Extract the full set of records, then give each one again exactly.
•••
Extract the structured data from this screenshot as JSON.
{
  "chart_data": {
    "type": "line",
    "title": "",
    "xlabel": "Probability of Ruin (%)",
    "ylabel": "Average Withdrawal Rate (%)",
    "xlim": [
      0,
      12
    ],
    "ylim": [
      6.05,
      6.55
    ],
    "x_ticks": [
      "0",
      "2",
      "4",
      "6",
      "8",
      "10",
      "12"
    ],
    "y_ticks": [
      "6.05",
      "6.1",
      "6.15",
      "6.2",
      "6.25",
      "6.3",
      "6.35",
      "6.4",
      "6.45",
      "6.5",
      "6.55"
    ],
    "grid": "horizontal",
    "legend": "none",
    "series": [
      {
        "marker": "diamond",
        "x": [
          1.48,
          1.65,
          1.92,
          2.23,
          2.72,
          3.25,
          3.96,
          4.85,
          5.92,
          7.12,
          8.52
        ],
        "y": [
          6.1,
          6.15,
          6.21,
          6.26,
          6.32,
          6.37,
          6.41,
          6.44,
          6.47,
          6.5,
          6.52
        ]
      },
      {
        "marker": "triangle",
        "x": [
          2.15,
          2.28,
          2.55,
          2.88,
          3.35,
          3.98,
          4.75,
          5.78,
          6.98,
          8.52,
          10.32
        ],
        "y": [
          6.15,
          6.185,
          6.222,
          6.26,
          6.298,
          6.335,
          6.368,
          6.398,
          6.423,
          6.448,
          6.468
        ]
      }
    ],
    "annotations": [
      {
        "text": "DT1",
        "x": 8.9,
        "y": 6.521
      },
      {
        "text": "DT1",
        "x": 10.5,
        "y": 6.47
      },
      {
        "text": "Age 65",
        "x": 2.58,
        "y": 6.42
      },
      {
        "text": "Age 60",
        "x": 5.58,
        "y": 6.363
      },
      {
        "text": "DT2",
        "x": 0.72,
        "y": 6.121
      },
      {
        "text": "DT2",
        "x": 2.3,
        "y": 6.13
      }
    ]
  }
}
•••
**Correct result:**
Extract the structured data from this screenshot as JSON.
{
  "chart_data": {
    "type": "line",
    "title": "",
    "xlabel": "Probability of Ruin (%)",
    "ylabel": "Average Withdrawal Rate (%)",
    "xlim": [
      0,
      12
    ],
    "ylim": [
      6.05,
      6.55
    ],
    "x_ticks": [
      "0",
      "2",
      "4",
      "6",
      "8",
      "10",
      "12"
    ],
    "y_ticks": [
      "6.05",
      "6.1",
      "6.15",
      "6.2",
      "6.25",
      "6.3",
      "6.35",
      "6.4",
      "6.45",
      "6.5",
      "6.55"
    ],
    "grid": "horizontal",
    "legend": "none",
    "series": [
      {
        "marker": "diamond",
        "x": [
          1.48,
          1.65,
          1.92,
          2.23,
          2.72,
          3.25,
          3.96,
          4.85,
          5.92,
          7.12,
          8.52
        ],
        "y": [
          6.1,
          6.15,
          6.21,
          6.26,
          6.32,
          6.37,
          6.41,
          6.44,
          6.47,
          6.5,
          6.52
        ]
      },
      {
        "marker": "triangle",
        "x": [
          2.15,
          2.28,
          2.55,
          2.88,
          3.35,
          3.98,
          4.75,
          5.78,
          6.98,
          8.52,
          10.32
        ],
        "y": [
          6.15,
          6.185,
          6.222,
          6.26,
          6.298,
          6.335,
          6.368,
          6.398,
          6.423,
          6.448,
          6.468
        ]
      }
    ],
    "annotations": [
      {
        "text": "DT1",
        "x": 8.9,
        "y": 6.521
      },
      {
        "text": "DT1",
        "x": 10.5,
        "y": 6.47
      },
      {
        "text": "Age 65",
        "x": 2.58,
        "y": 6.42
      },
      {
        "text": "Age 60",
        "x": 5.58,
        "y": 6.363
      },
      {
        "text": "DT2",
        "x": 0.72,
        "y": 6.121
      },
      {
        "text": "DT2",
        "x": 2.3,
        "y": 6.13
      }
    ]
  }
}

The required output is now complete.